— START Extracted entries —

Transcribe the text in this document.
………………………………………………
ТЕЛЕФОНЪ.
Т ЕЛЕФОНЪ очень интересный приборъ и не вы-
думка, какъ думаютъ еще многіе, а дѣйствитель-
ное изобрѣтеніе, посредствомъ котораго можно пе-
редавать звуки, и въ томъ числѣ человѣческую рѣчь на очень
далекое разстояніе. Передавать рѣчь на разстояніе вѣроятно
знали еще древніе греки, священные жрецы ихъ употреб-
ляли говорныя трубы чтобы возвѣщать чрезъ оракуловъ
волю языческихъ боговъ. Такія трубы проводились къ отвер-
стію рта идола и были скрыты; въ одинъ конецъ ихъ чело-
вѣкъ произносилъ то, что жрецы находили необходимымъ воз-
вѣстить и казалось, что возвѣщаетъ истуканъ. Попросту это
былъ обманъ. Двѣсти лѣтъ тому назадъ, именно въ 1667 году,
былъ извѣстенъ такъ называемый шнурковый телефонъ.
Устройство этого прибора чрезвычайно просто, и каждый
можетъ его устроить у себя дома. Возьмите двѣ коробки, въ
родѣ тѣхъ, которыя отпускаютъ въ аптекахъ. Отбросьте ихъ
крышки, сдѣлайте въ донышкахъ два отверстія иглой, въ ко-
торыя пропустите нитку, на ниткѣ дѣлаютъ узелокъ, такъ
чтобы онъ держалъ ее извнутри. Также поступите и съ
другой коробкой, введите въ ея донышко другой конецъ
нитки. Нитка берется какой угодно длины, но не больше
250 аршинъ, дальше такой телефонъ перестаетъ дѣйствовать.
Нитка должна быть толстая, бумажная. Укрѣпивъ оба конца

— END Extracted entries —

■ Task to complete: Each line that contains the string "былъ" counts once; say how many there are and nothing else.

■ Problem solution: 2